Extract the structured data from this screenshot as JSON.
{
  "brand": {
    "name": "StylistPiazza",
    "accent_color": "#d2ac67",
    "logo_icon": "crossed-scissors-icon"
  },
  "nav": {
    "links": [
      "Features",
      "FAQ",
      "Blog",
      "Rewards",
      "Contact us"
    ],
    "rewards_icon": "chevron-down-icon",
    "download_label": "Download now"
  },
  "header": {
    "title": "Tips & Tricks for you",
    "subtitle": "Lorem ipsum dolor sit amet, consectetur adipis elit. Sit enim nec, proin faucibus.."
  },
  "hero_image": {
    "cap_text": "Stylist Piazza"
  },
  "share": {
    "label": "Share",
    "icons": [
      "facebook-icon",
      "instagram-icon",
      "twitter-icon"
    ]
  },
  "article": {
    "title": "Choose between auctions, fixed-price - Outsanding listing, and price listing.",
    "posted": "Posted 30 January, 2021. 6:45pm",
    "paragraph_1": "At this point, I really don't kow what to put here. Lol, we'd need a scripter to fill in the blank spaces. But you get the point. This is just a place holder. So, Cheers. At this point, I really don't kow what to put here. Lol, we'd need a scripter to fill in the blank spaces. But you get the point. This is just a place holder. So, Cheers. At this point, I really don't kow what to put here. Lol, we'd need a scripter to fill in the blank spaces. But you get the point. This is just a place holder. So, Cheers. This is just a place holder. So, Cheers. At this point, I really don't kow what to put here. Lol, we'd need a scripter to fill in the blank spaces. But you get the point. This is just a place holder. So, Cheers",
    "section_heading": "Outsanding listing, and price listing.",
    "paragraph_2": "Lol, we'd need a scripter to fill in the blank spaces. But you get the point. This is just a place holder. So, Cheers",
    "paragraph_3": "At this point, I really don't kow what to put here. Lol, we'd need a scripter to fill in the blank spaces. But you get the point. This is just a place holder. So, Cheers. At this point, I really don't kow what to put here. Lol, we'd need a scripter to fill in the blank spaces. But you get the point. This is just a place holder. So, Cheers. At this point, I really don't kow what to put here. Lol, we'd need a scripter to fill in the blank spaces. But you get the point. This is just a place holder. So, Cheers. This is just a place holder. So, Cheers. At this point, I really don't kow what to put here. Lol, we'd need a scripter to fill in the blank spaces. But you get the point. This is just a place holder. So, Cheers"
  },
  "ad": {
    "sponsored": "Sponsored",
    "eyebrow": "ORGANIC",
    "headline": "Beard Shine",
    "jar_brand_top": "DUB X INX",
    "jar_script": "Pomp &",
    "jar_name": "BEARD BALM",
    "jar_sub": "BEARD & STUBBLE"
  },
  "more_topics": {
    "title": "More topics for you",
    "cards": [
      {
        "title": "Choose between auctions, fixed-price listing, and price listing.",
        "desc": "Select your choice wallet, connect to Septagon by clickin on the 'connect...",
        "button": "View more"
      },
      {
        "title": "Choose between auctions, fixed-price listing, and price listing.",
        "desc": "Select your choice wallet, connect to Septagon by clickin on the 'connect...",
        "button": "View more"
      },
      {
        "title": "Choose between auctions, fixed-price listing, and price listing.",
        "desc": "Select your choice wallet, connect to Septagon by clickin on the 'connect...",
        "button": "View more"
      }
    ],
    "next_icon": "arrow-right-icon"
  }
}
.....
Extract all lines containing the word "really".

* [RESULT OF THE TASK]:
    "paragraph_1": "At this point, I really don't kow what to put here. Lol, we'd need a scripter to fill in the blank spaces. But you get the point. This is just a place holder. So, Cheers. At this point, I really don't kow what to put here. Lol, we'd need a scripter to fill in the blank spaces. But you get the point. This is just a place holder. So, Cheers. At this point, I really don't kow what to put here. Lol, we'd need a scripter to fill in the blank spaces. But you get the point. This is just a place holder. So, Cheers. This is just a place holder. So, Cheers. At this point, I really don't kow what to put here. Lol, we'd need a scripter to fill in the blank spaces. But you get the point. This is just a place holder. So, Cheers",
    "paragraph_3": "At this point, I really don't kow what to put here. Lol, we'd need a scripter to fill in the blank spaces. But you get the point. This is just a place holder. So, Cheers. At this point, I really don't kow what to put here. Lol, we'd need a scripter to fill in the blank spaces. But you get the point. This is just a place holder. So, Cheers. At this point, I really don't kow what to put here. Lol, we'd need a scripter to fill in the blank spaces. But you get the point. This is just a place holder. So, Cheers. This is just a place holder. So, Cheers. At this point, I really don't kow what to put here. Lol, we'd need a scripter to fill in the blank spaces. But you get the point. This is just a place holder. So, Cheers"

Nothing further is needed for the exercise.